(Aim): Write each record again exactly as it stands.

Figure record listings

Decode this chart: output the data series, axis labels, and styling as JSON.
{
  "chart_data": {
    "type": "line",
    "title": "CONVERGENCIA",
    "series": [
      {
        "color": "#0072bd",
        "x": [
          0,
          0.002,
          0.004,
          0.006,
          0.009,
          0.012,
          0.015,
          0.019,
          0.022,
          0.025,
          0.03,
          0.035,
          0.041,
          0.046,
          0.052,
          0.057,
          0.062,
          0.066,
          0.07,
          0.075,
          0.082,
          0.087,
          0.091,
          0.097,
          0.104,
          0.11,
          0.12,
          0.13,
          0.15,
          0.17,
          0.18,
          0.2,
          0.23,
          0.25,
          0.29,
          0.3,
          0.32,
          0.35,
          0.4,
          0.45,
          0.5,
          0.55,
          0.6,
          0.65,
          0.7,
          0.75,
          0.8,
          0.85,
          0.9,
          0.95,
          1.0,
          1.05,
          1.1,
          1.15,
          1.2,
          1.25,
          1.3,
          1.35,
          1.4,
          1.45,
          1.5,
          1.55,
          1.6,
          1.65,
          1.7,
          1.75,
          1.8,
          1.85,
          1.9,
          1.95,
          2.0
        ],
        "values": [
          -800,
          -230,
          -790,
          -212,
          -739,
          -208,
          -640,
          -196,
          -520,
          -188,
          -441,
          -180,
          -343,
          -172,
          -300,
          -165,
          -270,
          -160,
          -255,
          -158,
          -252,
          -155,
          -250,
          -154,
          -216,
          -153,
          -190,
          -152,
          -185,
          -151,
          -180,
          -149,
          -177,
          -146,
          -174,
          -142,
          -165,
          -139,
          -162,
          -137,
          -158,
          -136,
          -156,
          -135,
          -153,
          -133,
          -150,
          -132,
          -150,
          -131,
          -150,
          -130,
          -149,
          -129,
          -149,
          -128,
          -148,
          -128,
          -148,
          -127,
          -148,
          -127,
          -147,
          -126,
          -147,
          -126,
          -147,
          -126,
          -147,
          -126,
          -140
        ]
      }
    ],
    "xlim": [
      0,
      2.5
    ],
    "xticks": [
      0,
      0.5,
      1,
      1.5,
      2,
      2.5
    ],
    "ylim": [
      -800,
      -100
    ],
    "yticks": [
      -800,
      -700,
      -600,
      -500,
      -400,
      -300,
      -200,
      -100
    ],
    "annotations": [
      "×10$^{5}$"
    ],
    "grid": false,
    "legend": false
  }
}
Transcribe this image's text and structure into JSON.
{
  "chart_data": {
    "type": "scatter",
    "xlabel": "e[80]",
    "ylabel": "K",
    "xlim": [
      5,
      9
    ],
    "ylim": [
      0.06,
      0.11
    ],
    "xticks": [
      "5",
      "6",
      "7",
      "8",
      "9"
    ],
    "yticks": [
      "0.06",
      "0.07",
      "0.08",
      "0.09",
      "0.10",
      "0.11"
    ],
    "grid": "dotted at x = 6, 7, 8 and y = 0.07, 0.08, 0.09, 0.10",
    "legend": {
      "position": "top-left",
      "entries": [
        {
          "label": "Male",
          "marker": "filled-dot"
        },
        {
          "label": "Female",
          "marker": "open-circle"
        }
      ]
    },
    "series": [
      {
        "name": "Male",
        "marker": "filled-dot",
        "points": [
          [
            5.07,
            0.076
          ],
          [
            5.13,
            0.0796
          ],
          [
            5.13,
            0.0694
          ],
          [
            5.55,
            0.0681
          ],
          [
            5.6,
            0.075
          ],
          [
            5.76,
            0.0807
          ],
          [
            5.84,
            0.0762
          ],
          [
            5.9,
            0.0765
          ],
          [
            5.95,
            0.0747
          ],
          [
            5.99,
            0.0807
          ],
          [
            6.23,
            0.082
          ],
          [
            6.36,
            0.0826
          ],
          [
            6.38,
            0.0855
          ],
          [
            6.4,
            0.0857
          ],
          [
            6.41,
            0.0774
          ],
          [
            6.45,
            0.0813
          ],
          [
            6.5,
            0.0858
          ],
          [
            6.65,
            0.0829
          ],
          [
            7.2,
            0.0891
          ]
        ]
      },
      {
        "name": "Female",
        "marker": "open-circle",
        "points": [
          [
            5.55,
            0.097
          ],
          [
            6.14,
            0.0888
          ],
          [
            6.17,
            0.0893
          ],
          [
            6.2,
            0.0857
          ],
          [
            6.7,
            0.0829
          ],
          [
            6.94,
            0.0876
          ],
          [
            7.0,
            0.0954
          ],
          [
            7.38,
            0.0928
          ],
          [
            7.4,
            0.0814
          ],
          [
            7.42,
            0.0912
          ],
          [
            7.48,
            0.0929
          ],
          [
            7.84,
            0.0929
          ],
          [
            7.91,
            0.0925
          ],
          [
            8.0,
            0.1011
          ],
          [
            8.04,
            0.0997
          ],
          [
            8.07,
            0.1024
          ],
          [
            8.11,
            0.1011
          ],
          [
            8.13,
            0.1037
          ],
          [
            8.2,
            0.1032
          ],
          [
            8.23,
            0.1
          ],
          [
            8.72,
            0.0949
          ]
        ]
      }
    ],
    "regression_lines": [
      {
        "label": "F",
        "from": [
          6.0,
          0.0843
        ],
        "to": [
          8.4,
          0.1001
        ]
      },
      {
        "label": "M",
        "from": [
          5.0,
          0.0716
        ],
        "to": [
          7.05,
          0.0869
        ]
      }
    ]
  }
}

(Exercise output):
Decode this chart: output the data series, axis labels, and styling as JSON.
{
  "chart_data": {
    "type": "line",
    "title": "CONVERGENCIA",
    "series": [
      {
        "color": "#0072bd",
        "x": [
          0,
          0.002,
          0.004,
          0.006,
          0.009,
          0.012,
          0.015,
          0.019,
          0.022,
          0.025,
          0.03,
          0.035,
          0.041,
          0.046,
          0.052,
          0.057,
          0.062,
          0.066,
          0.07,
          0.075,
          0.082,
          0.087,
          0.091,
          0.097,
          0.104,
          0.11,
          0.12,
          0.13,
          0.15,
          0.17,
          0.18,
          0.2,
          0.23,
          0.25,
          0.29,
          0.3,
          0.32,
          0.35,
          0.4,
          0.45,
          0.5,
          0.55,
          0.6,
          0.65,
          0.7,
          0.75,
          0.8,
          0.85,
          0.9,
          0.95,
          1.0,
          1.05,
          1.1,
          1.15,
          1.2,
          1.25,
          1.3,
          1.35,
          1.4,
          1.45,
          1.5,
          1.55,
          1.6,
          1.65,
          1.7,
          1.75,
          1.8,
          1.85,
          1.9,
          1.95,
          2.0
        ],
        "values": [
          -800,
          -230,
          -790,
          -212,
          -739,
          -208,
          -640,
          -196,
          -520,
          -188,
          -441,
          -180,
          -343,
          -172,
          -300,
          -165,
          -270,
          -160,
          -255,
          -158,
          -252,
          -155,
          -250,
          -154,
          -216,
          -153,
          -190,
          -152,
          -185,
          -151,
          -180,
          -149,
          -177,
          -146,
          -174,
          -142,
          -165,
          -139,
          -162,
          -137,
          -158,
          -136,
          -156,
          -135,
          -153,
          -133,
          -150,
          -132,
          -150,
          -131,
          -150,
          -130,
          -149,
          -129,
          -149,
          -128,
          -148,
          -128,
          -148,
          -127,
          -148,
          -127,
          -147,
          -126,
          -147,
          -126,
          -147,
          -126,
          -147,
          -126,
          -140
        ]
      }
    ],
    "xlim": [
      0,
      2.5
    ],
    "xticks": [
      0,
      0.5,
      1,
      1.5,
      2,
      2.5
    ],
    "ylim": [
      -800,
      -100
    ],
    "yticks": [
      -800,
      -700,
      -600,
      -500,
      -400,
      -300,
      -200,
      -100
    ],
    "annotations": [
      "×10$^{5}$"
    ],
    "grid": false,
    "legend": false
  }
}
Transcribe this image's text and structure into JSON.
{
  "chart_data": {
    "type": "scatter",
    "xlabel": "e[80]",
    "ylabel": "K",
    "xlim": [
      5,
      9
    ],
    "ylim": [
      0.06,
      0.11
    ],
    "xticks": [
      "5",
      "6",
      "7",
      "8",
      "9"
    ],
    "yticks": [
      "0.06",
      "0.07",
      "0.08",
      "0.09",
      "0.10",
      "0.11"
    ],
    "grid": "dotted at x = 6, 7, 8 and y = 0.07, 0.08, 0.09, 0.10",
    "legend": {
      "position": "top-left",
      "entries": [
        {
          "label": "Male",
          "marker": "filled-dot"
        },
        {
          "label": "Female",
          "marker": "open-circle"
        }
      ]
    },
    "series": [
      {
        "name": "Male",
        "marker": "filled-dot",
        "points": [
          [
            5.07,
            0.076
          ],
          [
            5.13,
            0.0796
          ],
          [
            5.13,
            0.0694
          ],
          [
            5.55,
            0.0681
          ],
          [
            5.6,
            0.075
          ],
          [
            5.76,
            0.0807
          ],
          [
            5.84,
            0.0762
          ],
          [
            5.9,
            0.0765
          ],
          [
            5.95,
            0.0747
          ],
          [
            5.99,
            0.0807
          ],
          [
            6.23,
            0.082
          ],
          [
            6.36,
            0.0826
          ],
          [
            6.38,
            0.0855
          ],
          [
            6.4,
            0.0857
          ],
          [
            6.41,
            0.0774
          ],
          [
            6.45,
            0.0813
          ],
          [
            6.5,
            0.0858
          ],
          [
            6.65,
            0.0829
          ],
          [
            7.2,
            0.0891
          ]
        ]
      },
      {
        "name": "Female",
        "marker": "open-circle",
        "points": [
          [
            5.55,
            0.097
          ],
          [
            6.14,
            0.0888
          ],
          [
            6.17,
            0.0893
          ],
          [
            6.2,
            0.0857
          ],
          [
            6.7,
            0.0829
          ],
          [
            6.94,
            0.0876
          ],
          [
            7.0,
            0.0954
          ],
          [
            7.38,
            0.0928
          ],
          [
            7.4,
            0.0814
          ],
          [
            7.42,
            0.0912
          ],
          [
            7.48,
            0.0929
          ],
          [
            7.84,
            0.0929
          ],
          [
            7.91,
            0.0925
          ],
          [
            8.0,
            0.1011
          ],
          [
            8.04,
            0.0997
          ],
          [
            8.07,
            0.1024
          ],
          [
            8.11,
            0.1011
          ],
          [
            8.13,
            0.1037
          ],
          [
            8.2,
            0.1032
          ],
          [
            8.23,
            0.1
          ],
          [
            8.72,
            0.0949
          ]
        ]
      }
    ],
    "regression_lines": [
      {
        "label": "F",
        "from": [
          6.0,
          0.0843
        ],
        "to": [
          8.4,
          0.1001
        ]
      },
      {
        "label": "M",
        "from": [
          5.0,
          0.0716
        ],
        "to": [
          7.05,
          0.0869
        ]
      }
    ]
  }
}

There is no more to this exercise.